» Required task: Extract the text of each entry below exactly, leaving every image behind.

» Dataset excerpt:

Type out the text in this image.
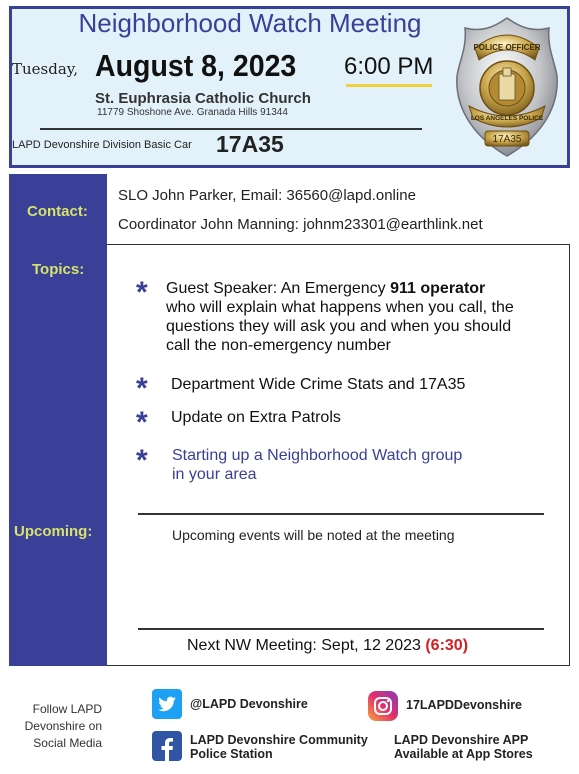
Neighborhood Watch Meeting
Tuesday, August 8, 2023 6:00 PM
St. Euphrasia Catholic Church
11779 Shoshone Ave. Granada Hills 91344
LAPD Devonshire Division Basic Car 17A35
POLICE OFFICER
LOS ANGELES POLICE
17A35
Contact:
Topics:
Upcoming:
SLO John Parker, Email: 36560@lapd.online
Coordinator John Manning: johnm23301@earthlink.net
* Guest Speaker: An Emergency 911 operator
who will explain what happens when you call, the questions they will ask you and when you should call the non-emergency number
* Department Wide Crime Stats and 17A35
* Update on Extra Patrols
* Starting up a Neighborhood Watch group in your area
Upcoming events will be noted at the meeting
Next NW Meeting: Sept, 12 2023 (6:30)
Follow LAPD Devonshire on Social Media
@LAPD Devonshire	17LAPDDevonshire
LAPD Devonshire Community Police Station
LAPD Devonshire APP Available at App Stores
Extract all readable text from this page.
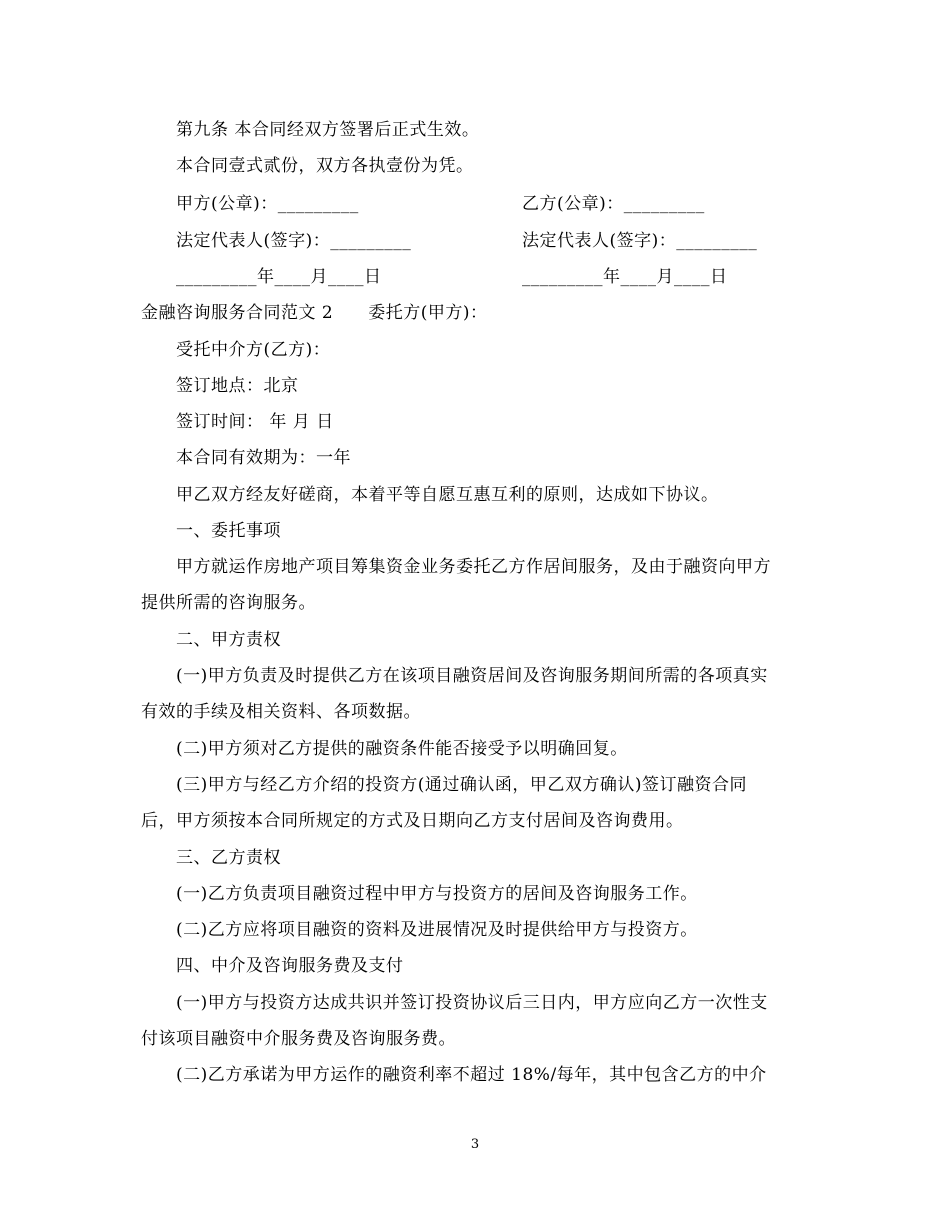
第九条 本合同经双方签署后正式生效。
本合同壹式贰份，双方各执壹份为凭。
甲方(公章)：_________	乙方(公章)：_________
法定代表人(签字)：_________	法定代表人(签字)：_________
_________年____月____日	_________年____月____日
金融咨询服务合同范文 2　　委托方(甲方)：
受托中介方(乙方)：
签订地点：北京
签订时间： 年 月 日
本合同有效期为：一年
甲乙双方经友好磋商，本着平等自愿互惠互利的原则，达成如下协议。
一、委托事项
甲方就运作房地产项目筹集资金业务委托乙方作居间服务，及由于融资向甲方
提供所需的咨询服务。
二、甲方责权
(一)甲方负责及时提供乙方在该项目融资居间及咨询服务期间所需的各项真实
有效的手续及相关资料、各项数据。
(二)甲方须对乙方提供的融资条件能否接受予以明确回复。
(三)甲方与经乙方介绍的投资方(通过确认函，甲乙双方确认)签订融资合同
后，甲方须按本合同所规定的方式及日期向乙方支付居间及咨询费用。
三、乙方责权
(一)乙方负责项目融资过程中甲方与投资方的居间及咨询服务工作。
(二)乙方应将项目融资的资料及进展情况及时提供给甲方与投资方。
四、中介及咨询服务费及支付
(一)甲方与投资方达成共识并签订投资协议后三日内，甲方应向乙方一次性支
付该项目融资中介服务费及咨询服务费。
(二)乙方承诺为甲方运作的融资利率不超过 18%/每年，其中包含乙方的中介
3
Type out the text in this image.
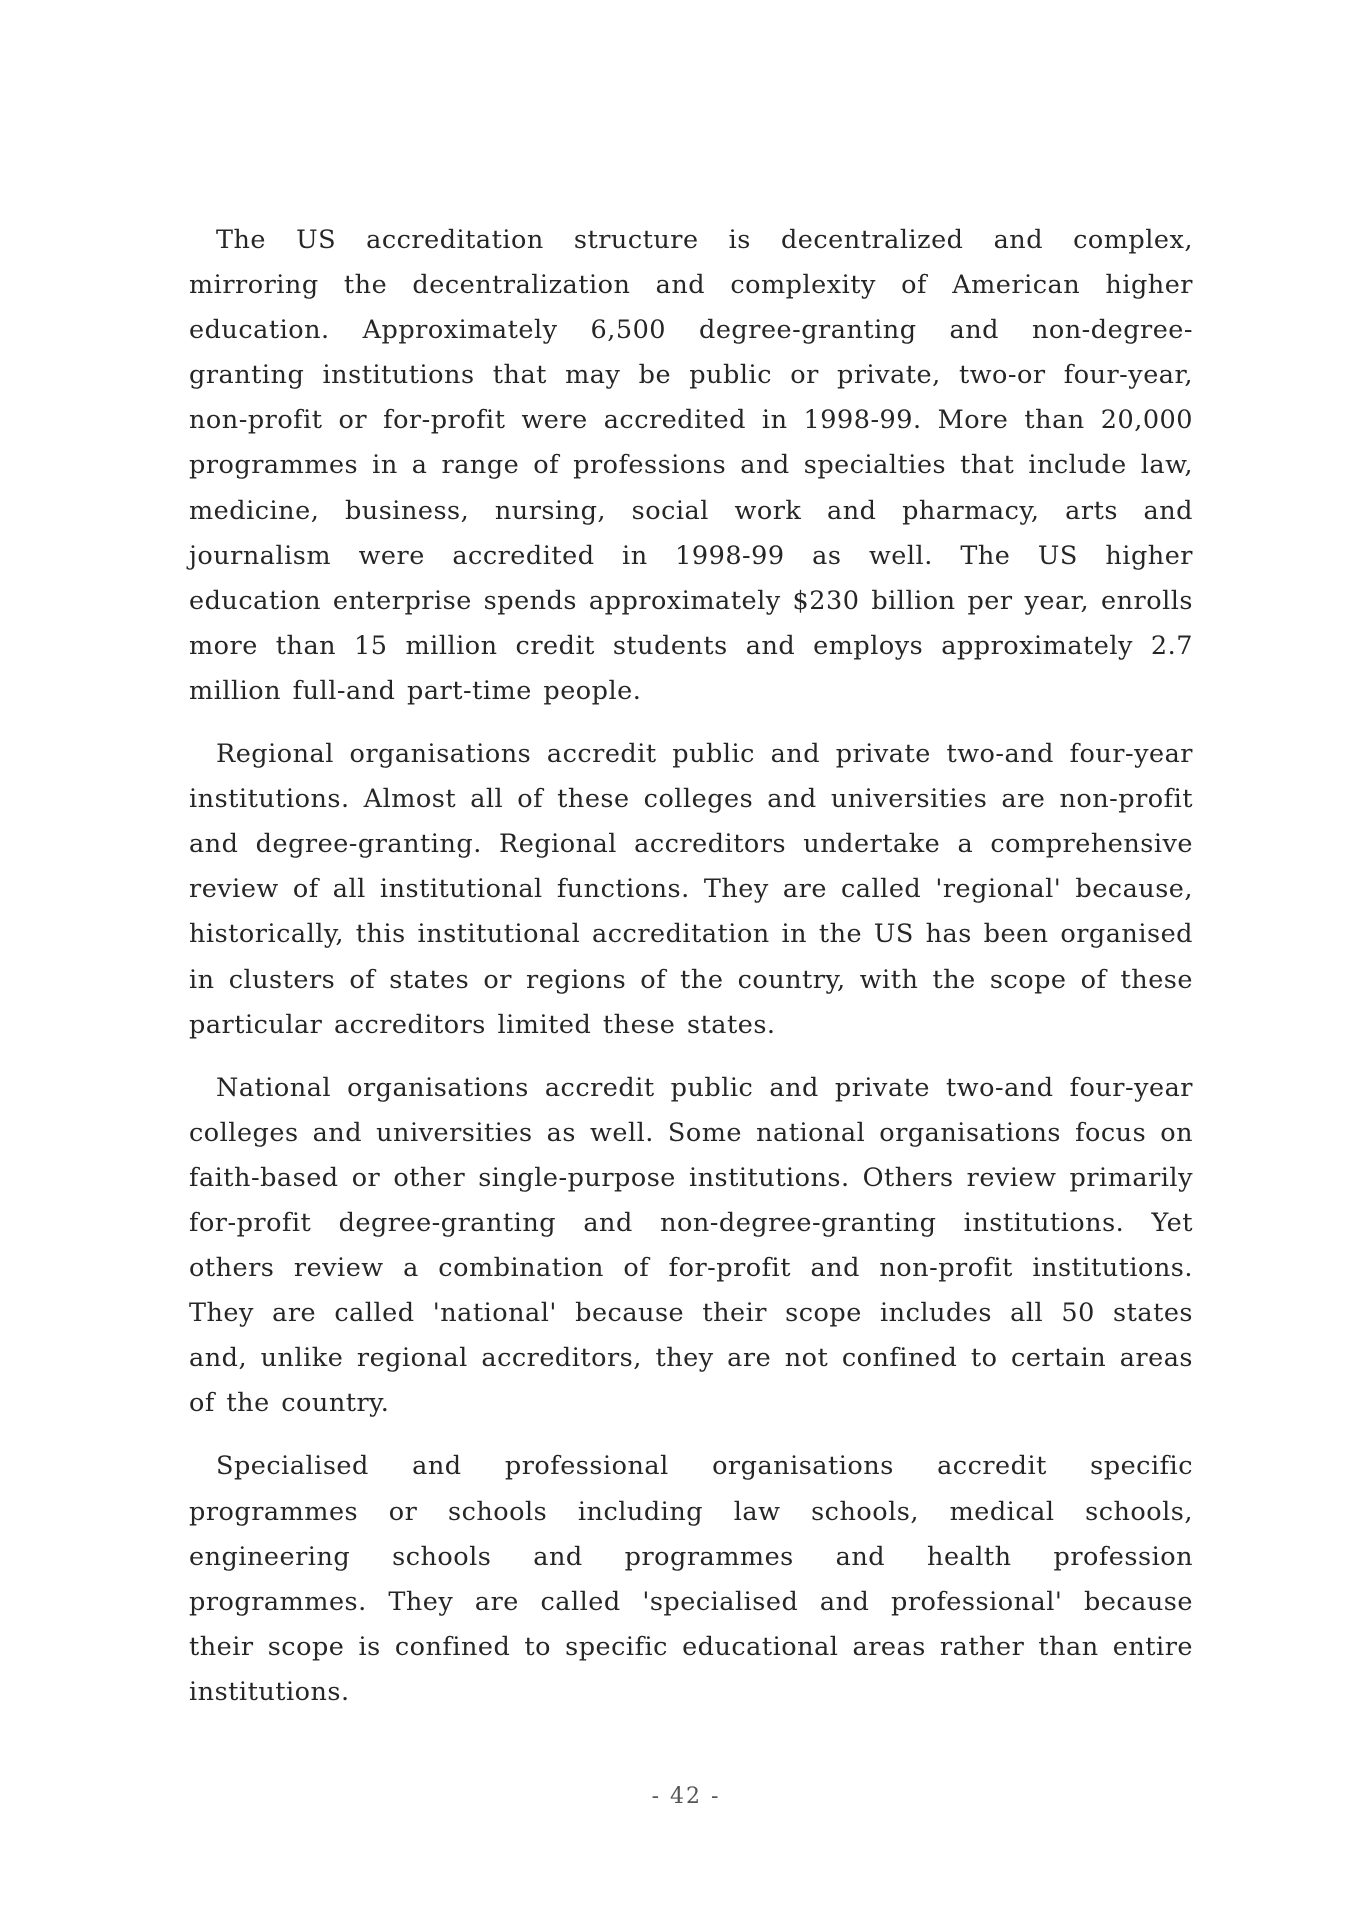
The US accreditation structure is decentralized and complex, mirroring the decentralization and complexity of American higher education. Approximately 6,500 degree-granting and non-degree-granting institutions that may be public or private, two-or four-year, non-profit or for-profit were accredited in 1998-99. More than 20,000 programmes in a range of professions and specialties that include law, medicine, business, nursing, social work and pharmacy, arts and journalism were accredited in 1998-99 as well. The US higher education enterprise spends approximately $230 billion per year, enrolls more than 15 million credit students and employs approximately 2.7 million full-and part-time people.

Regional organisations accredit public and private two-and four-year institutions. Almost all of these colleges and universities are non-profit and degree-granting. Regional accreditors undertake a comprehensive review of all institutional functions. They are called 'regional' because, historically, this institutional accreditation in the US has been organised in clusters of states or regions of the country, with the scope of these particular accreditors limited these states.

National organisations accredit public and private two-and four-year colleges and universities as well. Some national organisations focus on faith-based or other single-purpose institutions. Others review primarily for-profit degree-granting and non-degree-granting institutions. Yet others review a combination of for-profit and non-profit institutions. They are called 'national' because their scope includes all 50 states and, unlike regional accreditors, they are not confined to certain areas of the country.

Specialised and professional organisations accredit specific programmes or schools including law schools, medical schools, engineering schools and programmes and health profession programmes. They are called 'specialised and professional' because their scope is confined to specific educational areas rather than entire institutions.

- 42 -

» Full output:
Type out the text in this image.
Neighborhood Watch Meeting
Tuesday, August 8, 2023 6:00 PM
St. Euphrasia Catholic Church
11779 Shoshone Ave. Granada Hills 91344
LAPD Devonshire Division Basic Car 17A35
POLICE OFFICER
LOS ANGELES POLICE
17A35
Contact:
Topics:
Upcoming:
SLO John Parker, Email: 36560@lapd.online
Coordinator John Manning: johnm23301@earthlink.net
* Guest Speaker: An Emergency 911 operator
who will explain what happens when you call, the questions they will ask you and when you should call the non-emergency number
* Department Wide Crime Stats and 17A35
* Update on Extra Patrols
* Starting up a Neighborhood Watch group in your area
Upcoming events will be noted at the meeting
Next NW Meeting: Sept, 12 2023 (6:30)
Follow LAPD Devonshire on Social Media
@LAPD Devonshire	17LAPDDevonshire
LAPD Devonshire Community Police Station
LAPD Devonshire APP Available at App Stores
Extract all readable text from this page.
第九条 本合同经双方签署后正式生效。
本合同壹式贰份，双方各执壹份为凭。
甲方(公章)：_________	乙方(公章)：_________
法定代表人(签字)：_________	法定代表人(签字)：_________
_________年____月____日	_________年____月____日
金融咨询服务合同范文 2　　委托方(甲方)：
受托中介方(乙方)：
签订地点：北京
签订时间： 年 月 日
本合同有效期为：一年
甲乙双方经友好磋商，本着平等自愿互惠互利的原则，达成如下协议。
一、委托事项
甲方就运作房地产项目筹集资金业务委托乙方作居间服务，及由于融资向甲方
提供所需的咨询服务。
二、甲方责权
(一)甲方负责及时提供乙方在该项目融资居间及咨询服务期间所需的各项真实
有效的手续及相关资料、各项数据。
(二)甲方须对乙方提供的融资条件能否接受予以明确回复。
(三)甲方与经乙方介绍的投资方(通过确认函，甲乙双方确认)签订融资合同
后，甲方须按本合同所规定的方式及日期向乙方支付居间及咨询费用。
三、乙方责权
(一)乙方负责项目融资过程中甲方与投资方的居间及咨询服务工作。
(二)乙方应将项目融资的资料及进展情况及时提供给甲方与投资方。
四、中介及咨询服务费及支付
(一)甲方与投资方达成共识并签订投资协议后三日内，甲方应向乙方一次性支
付该项目融资中介服务费及咨询服务费。
(二)乙方承诺为甲方运作的融资利率不超过 18%/每年，其中包含乙方的中介
3
Type out the text in this image.
The US accreditation structure is decentralized and complex, mirroring the decentralization and complexity of American higher education. Approximately 6,500 degree-granting and non-degree-granting institutions that may be public or private, two-or four-year, non-profit or for-profit were accredited in 1998-99. More than 20,000 programmes in a range of professions and specialties that include law, medicine, business, nursing, social work and pharmacy, arts and journalism were accredited in 1998-99 as well. The US higher education enterprise spends approximately $230 billion per year, enrolls more than 15 million credit students and employs approximately 2.7 million full-and part-time people.

Regional organisations accredit public and private two-and four-year institutions. Almost all of these colleges and universities are non-profit and degree-granting. Regional accreditors undertake a comprehensive review of all institutional functions. They are called 'regional' because, historically, this institutional accreditation in the US has been organised in clusters of states or regions of the country, with the scope of these particular accreditors limited these states.

National organisations accredit public and private two-and four-year colleges and universities as well. Some national organisations focus on faith-based or other single-purpose institutions. Others review primarily for-profit degree-granting and non-degree-granting institutions. Yet others review a combination of for-profit and non-profit institutions. They are called 'national' because their scope includes all 50 states and, unlike regional accreditors, they are not confined to certain areas of the country.

Specialised and professional organisations accredit specific programmes or schools including law schools, medical schools, engineering schools and programmes and health profession programmes. They are called 'specialised and professional' because their scope is confined to specific educational areas rather than entire institutions.

- 42 -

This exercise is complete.